Collected data entries:
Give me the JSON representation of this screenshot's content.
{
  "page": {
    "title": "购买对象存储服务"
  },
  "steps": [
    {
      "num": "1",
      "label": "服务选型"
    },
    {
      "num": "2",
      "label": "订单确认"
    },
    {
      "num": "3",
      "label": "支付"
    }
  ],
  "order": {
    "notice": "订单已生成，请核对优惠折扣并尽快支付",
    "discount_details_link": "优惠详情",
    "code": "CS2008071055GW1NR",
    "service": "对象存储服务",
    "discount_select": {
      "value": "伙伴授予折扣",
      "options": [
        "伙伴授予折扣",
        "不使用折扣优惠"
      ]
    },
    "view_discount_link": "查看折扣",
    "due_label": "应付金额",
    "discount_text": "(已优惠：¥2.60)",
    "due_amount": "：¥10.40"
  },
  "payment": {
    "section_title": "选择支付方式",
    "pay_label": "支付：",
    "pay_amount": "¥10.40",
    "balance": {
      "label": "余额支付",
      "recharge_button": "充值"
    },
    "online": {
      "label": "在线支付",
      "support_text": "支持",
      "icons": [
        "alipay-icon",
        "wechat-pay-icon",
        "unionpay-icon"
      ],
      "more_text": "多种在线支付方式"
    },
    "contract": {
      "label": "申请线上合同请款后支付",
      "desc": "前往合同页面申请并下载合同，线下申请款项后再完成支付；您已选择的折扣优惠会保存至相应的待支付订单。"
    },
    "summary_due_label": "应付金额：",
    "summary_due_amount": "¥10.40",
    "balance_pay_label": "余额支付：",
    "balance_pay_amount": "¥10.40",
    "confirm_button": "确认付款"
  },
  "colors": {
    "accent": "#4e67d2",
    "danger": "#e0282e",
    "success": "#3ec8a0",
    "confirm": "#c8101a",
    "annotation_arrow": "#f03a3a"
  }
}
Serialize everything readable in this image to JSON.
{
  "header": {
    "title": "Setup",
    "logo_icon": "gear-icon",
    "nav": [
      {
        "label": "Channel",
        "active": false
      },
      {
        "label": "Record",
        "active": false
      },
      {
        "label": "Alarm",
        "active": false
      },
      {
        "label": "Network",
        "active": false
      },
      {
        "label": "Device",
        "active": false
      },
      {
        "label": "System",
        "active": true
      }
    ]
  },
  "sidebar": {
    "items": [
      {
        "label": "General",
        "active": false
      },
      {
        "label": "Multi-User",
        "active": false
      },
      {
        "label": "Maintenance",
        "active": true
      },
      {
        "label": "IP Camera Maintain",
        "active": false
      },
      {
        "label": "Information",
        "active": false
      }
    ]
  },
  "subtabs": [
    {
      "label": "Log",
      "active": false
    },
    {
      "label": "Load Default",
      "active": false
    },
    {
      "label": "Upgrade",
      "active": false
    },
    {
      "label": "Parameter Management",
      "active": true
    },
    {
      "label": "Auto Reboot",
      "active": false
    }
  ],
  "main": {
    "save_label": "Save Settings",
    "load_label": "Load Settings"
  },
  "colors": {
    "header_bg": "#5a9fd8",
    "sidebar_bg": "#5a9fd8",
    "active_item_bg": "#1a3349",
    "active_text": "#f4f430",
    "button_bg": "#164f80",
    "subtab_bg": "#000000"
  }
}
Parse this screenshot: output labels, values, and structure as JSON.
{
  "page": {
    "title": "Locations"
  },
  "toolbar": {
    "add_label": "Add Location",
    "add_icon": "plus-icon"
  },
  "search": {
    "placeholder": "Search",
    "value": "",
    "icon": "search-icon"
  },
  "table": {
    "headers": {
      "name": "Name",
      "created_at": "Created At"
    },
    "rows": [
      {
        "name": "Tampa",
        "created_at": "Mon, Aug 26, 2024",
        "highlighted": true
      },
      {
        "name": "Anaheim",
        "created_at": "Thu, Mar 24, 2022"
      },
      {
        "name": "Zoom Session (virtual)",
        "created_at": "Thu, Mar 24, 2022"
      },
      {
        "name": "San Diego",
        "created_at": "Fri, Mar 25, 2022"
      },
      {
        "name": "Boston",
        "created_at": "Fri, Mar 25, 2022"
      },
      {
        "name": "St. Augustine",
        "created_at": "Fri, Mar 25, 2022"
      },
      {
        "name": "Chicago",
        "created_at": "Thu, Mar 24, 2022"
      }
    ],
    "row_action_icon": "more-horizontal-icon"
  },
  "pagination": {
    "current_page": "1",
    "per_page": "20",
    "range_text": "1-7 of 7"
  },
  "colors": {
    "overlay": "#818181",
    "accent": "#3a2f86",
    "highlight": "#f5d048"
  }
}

> [EXERCISE]:
All of the data shown above must be copied exactly.

> [TASK SOLUTION]:
Give me the JSON representation of this screenshot's content.
{
  "page": {
    "title": "购买对象存储服务"
  },
  "steps": [
    {
      "num": "1",
      "label": "服务选型"
    },
    {
      "num": "2",
      "label": "订单确认"
    },
    {
      "num": "3",
      "label": "支付"
    }
  ],
  "order": {
    "notice": "订单已生成，请核对优惠折扣并尽快支付",
    "discount_details_link": "优惠详情",
    "code": "CS2008071055GW1NR",
    "service": "对象存储服务",
    "discount_select": {
      "value": "伙伴授予折扣",
      "options": [
        "伙伴授予折扣",
        "不使用折扣优惠"
      ]
    },
    "view_discount_link": "查看折扣",
    "due_label": "应付金额",
    "discount_text": "(已优惠：¥2.60)",
    "due_amount": "：¥10.40"
  },
  "payment": {
    "section_title": "选择支付方式",
    "pay_label": "支付：",
    "pay_amount": "¥10.40",
    "balance": {
      "label": "余额支付",
      "recharge_button": "充值"
    },
    "online": {
      "label": "在线支付",
      "support_text": "支持",
      "icons": [
        "alipay-icon",
        "wechat-pay-icon",
        "unionpay-icon"
      ],
      "more_text": "多种在线支付方式"
    },
    "contract": {
      "label": "申请线上合同请款后支付",
      "desc": "前往合同页面申请并下载合同，线下申请款项后再完成支付；您已选择的折扣优惠会保存至相应的待支付订单。"
    },
    "summary_due_label": "应付金额：",
    "summary_due_amount": "¥10.40",
    "balance_pay_label": "余额支付：",
    "balance_pay_amount": "¥10.40",
    "confirm_button": "确认付款"
  },
  "colors": {
    "accent": "#4e67d2",
    "danger": "#e0282e",
    "success": "#3ec8a0",
    "confirm": "#c8101a",
    "annotation_arrow": "#f03a3a"
  }
}
Serialize everything readable in this image to JSON.
{
  "header": {
    "title": "Setup",
    "logo_icon": "gear-icon",
    "nav": [
      {
        "label": "Channel",
        "active": false
      },
      {
        "label": "Record",
        "active": false
      },
      {
        "label": "Alarm",
        "active": false
      },
      {
        "label": "Network",
        "active": false
      },
      {
        "label": "Device",
        "active": false
      },
      {
        "label": "System",
        "active": true
      }
    ]
  },
  "sidebar": {
    "items": [
      {
        "label": "General",
        "active": false
      },
      {
        "label": "Multi-User",
        "active": false
      },
      {
        "label": "Maintenance",
        "active": true
      },
      {
        "label": "IP Camera Maintain",
        "active": false
      },
      {
        "label": "Information",
        "active": false
      }
    ]
  },
  "subtabs": [
    {
      "label": "Log",
      "active": false
    },
    {
      "label": "Load Default",
      "active": false
    },
    {
      "label": "Upgrade",
      "active": false
    },
    {
      "label": "Parameter Management",
      "active": true
    },
    {
      "label": "Auto Reboot",
      "active": false
    }
  ],
  "main": {
    "save_label": "Save Settings",
    "load_label": "Load Settings"
  },
  "colors": {
    "header_bg": "#5a9fd8",
    "sidebar_bg": "#5a9fd8",
    "active_item_bg": "#1a3349",
    "active_text": "#f4f430",
    "button_bg": "#164f80",
    "subtab_bg": "#000000"
  }
}
Parse this screenshot: output labels, values, and structure as JSON.
{
  "page": {
    "title": "Locations"
  },
  "toolbar": {
    "add_label": "Add Location",
    "add_icon": "plus-icon"
  },
  "search": {
    "placeholder": "Search",
    "value": "",
    "icon": "search-icon"
  },
  "table": {
    "headers": {
      "name": "Name",
      "created_at": "Created At"
    },
    "rows": [
      {
        "name": "Tampa",
        "created_at": "Mon, Aug 26, 2024",
        "highlighted": true
      },
      {
        "name": "Anaheim",
        "created_at": "Thu, Mar 24, 2022"
      },
      {
        "name": "Zoom Session (virtual)",
        "created_at": "Thu, Mar 24, 2022"
      },
      {
        "name": "San Diego",
        "created_at": "Fri, Mar 25, 2022"
      },
      {
        "name": "Boston",
        "created_at": "Fri, Mar 25, 2022"
      },
      {
        "name": "St. Augustine",
        "created_at": "Fri, Mar 25, 2022"
      },
      {
        "name": "Chicago",
        "created_at": "Thu, Mar 24, 2022"
      }
    ],
    "row_action_icon": "more-horizontal-icon"
  },
  "pagination": {
    "current_page": "1",
    "per_page": "20",
    "range_text": "1-7 of 7"
  },
  "colors": {
    "overlay": "#818181",
    "accent": "#3a2f86",
    "highlight": "#f5d048"
  }
}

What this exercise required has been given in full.